Powder X-ray diffraction patterns (XRD) of catalysts were obtained using Rigaku Miniflex X-ray diffractometer with CuKα radiation source (λ=0.154 nm) at 30 kV, 15 mA from 5° to 90°. UV-vis-NIR diffuse reflectance spectra (DRS) were performed with a Shimadzu UV-2501PC spectrophotometer equipped with a reflectance attachment and BaSO4 was used as the reference material. The NIR spectra were recorded in the reflectance mode at room temperature. The FTIR spectra were recorded using a Nicolet Impact 410 spectrometer over a range of 400 cm-1 to 4000 cm-1. The X-ray photoelectron spectra were obtained using an ESCALAB MK II spectrometer provided with a hemispherical electron analyzer and Al anode X-ray exciting source (Al Kα=1487.6 eV). TEM images of the samples were recorded on a JEOL JEM-2100 (Japan) operating at 200 kV. Temperature-programmed reduction (TPR) of the catalysts with hydrogen (5 vol.% H2 in helium) was performed from 50°C to 600°C with heating rate of 10°C/min in a conventional flow system equipped with a TCD detector for monitoring of the H2 consumption.

Results and Discussion

Screening the catalytic performance different temperature and the molar ratios of methane and CO2

Figure 1 depicts the rates of acetic acid formation depending on temperature: the initial activity within 21 min. (a); till 1 hr after 21 min. (b); and hourly activities at 500°C (c); and dependency of CH4 to CO2 ratios over Cu0-Na-ZSM-5 catalyst (d). The catalytic activity was tested between 425°C to 525°C. The activities towards the formation of acetic acid increased with temperatures. The highest activity was observed at 525°C about 50 mmole gcat-1h-1 at the first run but rapidly decayed compared to that at 500°C. Interestingly steady formation of acetic acid was observed with the highest at 500°C for 10 h of time-on-stream. Since acetic acid formation is directly dependent on the molar ratios of methane and CO2, thus the flow optimization was carried out as shown in Figure 1d and the equimolar ratio 1:1 of methane and CO2 showed the highest rate of formation of acetic acid at 500°C.

● **Data rows**
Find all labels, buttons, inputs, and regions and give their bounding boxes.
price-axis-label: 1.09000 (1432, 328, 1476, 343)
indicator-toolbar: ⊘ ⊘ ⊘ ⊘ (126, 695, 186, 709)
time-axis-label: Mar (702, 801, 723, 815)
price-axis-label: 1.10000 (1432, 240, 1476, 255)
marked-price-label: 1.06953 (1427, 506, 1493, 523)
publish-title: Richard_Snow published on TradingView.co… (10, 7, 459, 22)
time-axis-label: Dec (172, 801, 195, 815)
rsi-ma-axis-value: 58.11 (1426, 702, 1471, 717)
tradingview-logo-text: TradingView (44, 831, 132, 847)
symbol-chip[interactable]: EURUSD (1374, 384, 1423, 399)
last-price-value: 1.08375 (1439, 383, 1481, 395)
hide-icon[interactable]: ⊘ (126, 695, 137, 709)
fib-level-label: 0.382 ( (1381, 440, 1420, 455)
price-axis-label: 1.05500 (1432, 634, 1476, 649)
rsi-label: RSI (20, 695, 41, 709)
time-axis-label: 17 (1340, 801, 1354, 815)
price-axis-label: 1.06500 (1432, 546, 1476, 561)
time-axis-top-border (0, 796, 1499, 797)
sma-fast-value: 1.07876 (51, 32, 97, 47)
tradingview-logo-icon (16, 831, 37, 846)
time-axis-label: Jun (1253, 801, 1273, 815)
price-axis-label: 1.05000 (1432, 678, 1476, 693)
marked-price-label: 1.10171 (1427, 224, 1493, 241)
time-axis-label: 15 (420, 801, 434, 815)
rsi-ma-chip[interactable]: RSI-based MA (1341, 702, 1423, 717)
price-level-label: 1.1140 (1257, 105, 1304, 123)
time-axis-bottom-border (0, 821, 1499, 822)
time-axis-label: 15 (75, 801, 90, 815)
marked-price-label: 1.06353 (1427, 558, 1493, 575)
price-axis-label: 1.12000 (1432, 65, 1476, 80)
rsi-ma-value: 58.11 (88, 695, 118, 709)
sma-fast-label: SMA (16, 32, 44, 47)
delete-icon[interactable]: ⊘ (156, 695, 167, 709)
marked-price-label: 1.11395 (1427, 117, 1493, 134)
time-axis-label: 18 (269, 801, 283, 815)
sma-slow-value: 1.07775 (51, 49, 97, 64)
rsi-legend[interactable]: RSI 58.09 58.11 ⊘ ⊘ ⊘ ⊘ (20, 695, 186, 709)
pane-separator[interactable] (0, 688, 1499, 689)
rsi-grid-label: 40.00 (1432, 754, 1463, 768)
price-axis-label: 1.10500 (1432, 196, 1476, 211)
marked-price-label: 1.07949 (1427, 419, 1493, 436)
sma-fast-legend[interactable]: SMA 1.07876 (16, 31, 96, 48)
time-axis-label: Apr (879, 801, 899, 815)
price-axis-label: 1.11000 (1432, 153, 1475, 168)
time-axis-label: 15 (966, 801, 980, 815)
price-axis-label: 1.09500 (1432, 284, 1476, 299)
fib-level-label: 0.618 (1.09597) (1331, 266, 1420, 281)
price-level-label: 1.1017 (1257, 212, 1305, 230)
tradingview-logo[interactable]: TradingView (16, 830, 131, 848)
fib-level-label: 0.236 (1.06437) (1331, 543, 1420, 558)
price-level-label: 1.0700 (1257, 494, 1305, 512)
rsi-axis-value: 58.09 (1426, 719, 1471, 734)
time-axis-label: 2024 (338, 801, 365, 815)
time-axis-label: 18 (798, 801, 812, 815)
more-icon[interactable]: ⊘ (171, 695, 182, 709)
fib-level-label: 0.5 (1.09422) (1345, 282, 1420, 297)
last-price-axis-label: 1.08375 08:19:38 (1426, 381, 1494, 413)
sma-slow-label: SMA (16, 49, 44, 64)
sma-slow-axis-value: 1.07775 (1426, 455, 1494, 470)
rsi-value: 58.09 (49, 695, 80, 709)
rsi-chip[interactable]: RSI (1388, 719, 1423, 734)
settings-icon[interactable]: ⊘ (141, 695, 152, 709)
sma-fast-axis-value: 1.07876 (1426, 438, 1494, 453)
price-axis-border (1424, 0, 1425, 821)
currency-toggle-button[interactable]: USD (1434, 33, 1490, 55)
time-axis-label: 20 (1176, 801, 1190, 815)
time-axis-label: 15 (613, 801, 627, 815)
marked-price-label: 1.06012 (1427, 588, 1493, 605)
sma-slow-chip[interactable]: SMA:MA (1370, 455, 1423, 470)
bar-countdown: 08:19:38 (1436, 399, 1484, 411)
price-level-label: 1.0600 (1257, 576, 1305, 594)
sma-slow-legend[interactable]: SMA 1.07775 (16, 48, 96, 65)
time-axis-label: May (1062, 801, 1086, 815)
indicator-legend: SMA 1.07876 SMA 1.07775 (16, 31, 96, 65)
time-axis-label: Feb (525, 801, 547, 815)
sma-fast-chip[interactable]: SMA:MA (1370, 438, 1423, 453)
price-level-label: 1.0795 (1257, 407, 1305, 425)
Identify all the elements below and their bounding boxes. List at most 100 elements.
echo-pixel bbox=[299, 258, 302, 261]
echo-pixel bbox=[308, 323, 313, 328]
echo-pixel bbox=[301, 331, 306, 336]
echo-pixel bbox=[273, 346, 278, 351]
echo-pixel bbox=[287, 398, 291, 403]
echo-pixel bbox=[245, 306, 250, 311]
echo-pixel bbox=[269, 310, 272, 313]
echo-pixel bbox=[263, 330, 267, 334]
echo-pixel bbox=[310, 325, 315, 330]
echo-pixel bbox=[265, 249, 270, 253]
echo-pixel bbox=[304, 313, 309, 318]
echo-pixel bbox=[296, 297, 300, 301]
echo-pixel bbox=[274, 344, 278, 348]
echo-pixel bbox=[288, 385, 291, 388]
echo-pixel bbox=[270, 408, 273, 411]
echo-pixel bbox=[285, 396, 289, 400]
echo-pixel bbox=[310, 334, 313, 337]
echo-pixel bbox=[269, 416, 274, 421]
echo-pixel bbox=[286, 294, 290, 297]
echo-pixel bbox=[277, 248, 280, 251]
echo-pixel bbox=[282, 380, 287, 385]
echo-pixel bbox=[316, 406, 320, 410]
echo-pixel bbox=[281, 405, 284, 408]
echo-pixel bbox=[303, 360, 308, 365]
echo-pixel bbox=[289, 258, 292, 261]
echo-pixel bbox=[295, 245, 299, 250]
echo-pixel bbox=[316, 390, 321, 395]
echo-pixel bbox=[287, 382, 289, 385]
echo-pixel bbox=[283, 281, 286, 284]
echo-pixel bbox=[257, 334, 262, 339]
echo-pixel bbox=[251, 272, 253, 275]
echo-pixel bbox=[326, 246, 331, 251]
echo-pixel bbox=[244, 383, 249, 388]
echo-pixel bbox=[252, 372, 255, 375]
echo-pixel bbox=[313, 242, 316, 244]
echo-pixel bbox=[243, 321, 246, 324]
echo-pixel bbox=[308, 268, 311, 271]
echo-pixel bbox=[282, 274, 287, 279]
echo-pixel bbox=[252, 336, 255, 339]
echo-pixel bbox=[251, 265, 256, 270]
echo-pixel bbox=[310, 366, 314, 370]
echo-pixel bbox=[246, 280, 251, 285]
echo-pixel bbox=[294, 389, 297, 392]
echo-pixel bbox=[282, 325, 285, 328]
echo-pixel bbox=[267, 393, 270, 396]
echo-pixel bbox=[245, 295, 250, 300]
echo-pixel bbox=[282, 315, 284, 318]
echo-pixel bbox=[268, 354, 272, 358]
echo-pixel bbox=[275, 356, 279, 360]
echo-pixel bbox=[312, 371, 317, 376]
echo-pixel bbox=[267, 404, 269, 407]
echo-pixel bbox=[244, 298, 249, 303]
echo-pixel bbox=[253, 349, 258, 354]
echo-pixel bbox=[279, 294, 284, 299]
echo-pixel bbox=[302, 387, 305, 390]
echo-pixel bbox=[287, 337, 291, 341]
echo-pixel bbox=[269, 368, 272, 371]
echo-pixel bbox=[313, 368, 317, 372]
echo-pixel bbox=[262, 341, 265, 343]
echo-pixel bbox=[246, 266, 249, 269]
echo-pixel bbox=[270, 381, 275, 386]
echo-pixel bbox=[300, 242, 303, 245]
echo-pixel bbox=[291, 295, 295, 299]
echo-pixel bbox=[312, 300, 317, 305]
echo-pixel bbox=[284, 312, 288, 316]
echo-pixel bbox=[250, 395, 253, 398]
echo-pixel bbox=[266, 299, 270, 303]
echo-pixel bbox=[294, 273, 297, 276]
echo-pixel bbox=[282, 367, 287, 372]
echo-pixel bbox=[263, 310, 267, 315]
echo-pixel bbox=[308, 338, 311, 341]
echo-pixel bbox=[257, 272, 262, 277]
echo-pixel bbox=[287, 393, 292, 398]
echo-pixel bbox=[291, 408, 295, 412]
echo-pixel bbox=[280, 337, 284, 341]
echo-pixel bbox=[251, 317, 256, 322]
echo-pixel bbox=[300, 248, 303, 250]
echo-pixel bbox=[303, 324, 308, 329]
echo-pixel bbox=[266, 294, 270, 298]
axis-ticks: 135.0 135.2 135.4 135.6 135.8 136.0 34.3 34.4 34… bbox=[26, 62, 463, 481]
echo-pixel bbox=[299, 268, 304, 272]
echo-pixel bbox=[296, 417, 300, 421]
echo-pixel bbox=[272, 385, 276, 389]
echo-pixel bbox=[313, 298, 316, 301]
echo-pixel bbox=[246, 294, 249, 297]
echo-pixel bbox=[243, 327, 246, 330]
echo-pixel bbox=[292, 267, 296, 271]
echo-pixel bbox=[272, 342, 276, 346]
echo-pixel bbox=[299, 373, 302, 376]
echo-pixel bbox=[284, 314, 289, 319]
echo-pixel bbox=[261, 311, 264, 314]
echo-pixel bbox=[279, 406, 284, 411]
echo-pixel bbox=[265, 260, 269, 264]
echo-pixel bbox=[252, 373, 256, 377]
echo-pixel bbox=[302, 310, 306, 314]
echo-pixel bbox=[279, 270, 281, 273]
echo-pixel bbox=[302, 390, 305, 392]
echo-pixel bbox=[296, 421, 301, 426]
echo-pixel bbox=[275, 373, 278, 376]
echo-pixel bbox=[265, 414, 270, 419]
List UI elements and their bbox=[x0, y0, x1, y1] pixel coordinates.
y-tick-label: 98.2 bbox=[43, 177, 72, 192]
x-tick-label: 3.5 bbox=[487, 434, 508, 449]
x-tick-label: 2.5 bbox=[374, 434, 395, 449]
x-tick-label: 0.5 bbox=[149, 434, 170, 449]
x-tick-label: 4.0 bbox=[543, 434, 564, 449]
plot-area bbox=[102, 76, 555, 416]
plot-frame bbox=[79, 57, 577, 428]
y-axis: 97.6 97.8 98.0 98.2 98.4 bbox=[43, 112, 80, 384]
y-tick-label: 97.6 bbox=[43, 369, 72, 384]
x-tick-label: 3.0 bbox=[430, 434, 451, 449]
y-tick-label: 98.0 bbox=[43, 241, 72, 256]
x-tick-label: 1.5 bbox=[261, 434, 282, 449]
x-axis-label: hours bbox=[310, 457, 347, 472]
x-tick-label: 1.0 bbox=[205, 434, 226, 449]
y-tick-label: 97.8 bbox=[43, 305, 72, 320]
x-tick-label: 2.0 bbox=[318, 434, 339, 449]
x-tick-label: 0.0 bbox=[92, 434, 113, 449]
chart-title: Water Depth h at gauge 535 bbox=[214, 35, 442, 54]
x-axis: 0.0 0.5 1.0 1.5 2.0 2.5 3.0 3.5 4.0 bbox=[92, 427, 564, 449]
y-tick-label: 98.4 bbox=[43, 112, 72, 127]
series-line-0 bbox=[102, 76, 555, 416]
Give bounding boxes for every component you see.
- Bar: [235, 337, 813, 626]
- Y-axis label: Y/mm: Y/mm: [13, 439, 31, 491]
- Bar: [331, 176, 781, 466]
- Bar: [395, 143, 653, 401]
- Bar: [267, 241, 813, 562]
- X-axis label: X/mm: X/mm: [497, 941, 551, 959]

● **Task statement**
Say whether each statement agrees with the catalysis excerpt, answering yes or no and quoting the deciding words. 1. TEM images were taken at 200 kV. 2. Activity at 525°C held up longer than at 500°C. 3. A 2:1 methane-to-CO2 ratio gave the highest acetic acid formation rate. Rely only on the text and not on the data.

● **Task response**
1. Yes: "TEM images of the samples were recorded on a JEOL JEM-2100 (Japan) operating at 200 kV."
2. No: "The highest activity was observed at 525°C about 50 mmole gcat-1h-1 at the first run but rapidly decayed compared to that at 500°C."
3. No: "the equimolar ratio 1:1 of methane and CO2 showed the highest rate of formation of acetic acid at 500°C."